DOCUMENT TEXT:
┏━━
IIT JEE Physics Formula Revision 29. Electric Field and Potential

For revision points of the chapter

http://iit-jee-physics.blogspot.com/2008/03/concept-review-ch-29-electric-field-and.html


The charge on a proton is
e = 1.60218*10^-19 C



Coulomb's formula for the electric force between two charges.

(1) F = k*q1*q2/r²

q1,q2 charges
r = separation between charges
k = constant
In SI units k is measured to be 8.98755*10^9 N-m²/C²

The constant k is often written as 1/4πε₀.
The constant ε₀ is called the permittivity of the space and its value is

ε₀ = 8.85419*10^-12 C²/N-m²

The intensity of field is defined as Vector E = Vector F/q

(3) E = F/q

Electric field due to a point charge (Q)

(4) E = F/q = Q/4πε₀r²



(5) U(r2) - U(r1) = -W = [q1*q2/4πε₀]* [(1/r2) - (1/r1)]

Choosing potential energy at infinite separation as zero

(6) U(r) = U(r) - U(∞) = [q1*q2/4πε₀]* (1/r)
= q1*q2/4πε₀r

(7) VB - VA = (UB - UA)/q

We can define absolute electric potential at any point by choosing a reference point P and saying that the potential at this point is zero.

(8) VA = VA - VP = (UA - UP)/q

The potential due to a point charge Q (placed at A) at a point P with distance AP = r is

(9) VP = Q/4πε₀r
The electric potential at a point due to more than one charge in the system is obtained by finding potential due to individual charges and then adding them.

10. Relation between electric field and potential

dV = -E.dr

Integrating between limits r1 and r2

V2 – V1 = - ∫ E.dr

If we choose r1 as infinity (reference point)

V(r) = - ∫ E.dr (from infinity to r)

Hence we can calculate potential V if we know E and r.

If we know V we can find E through the relation

Ex = - ∂V/∂x
Ey = -∂V/∂y
Ez = -∂V/∂z

We can find the x,y and z components of E.

E can be written as Ex i +Ey j + Ez k

We can write dV as dV = -E dr cos θ where θ is the angle between the field E and the small displacement dr.

-dV/dr = E cos θ

15. Electric Dipole

Electric dipole moment
It is defined as a vector p = q*distance vector d
where distance vector is the vector joining the negative charge to the positive charge.
The line along the direction of the dipole moment is called the axis of the dipole.

16. Electric potential due to a dipole at a point P

Point is at distance r from the centre of the diploe (d/2) and theline joining the point P to the centre of the dipole make an angle θ with the direction of dipole movement (from –q to +q)
┗━━
PROVIDED DATA:
┏━━
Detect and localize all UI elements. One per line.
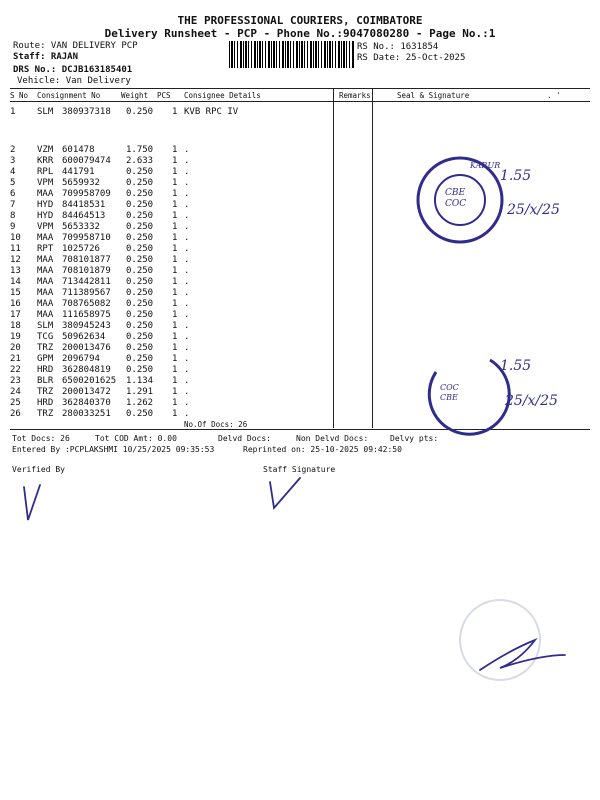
┗━━
EXERCISE 1: From the electric field and potential revision notes, list every constant that is given a numerical value, along with that value and its units.
EXERCISE 2: Please print the stretch of the electric field and potential revision notes from "We can find the" through "of the dipole.", copied exactly.

EXERCISE RESPONSE 1:
- Charge on a proton: e = 1.60218*10^-19 C
- Coulomb's constant: k = 8.98755*10^9 N-m²/C²
- Permittivity of space: ε₀ = 8.85419*10^-12 C²/N-m²

EXERCISE RESPONSE 2:
We can find the x,y and z components of E.

E can be written as Ex i +Ey j + Ez k

We can write dV as dV = -E dr cos θ where θ is the angle between the field E and the small displacement dr.

-dV/dr = E cos θ

15. Electric Dipole

Electric dipole moment
It is defined as a vector p = q*distance vector d
where distance vector is the vector joining the negative charge to the positive charge.
The line along the direction of the dipole moment is called the axis of the dipole.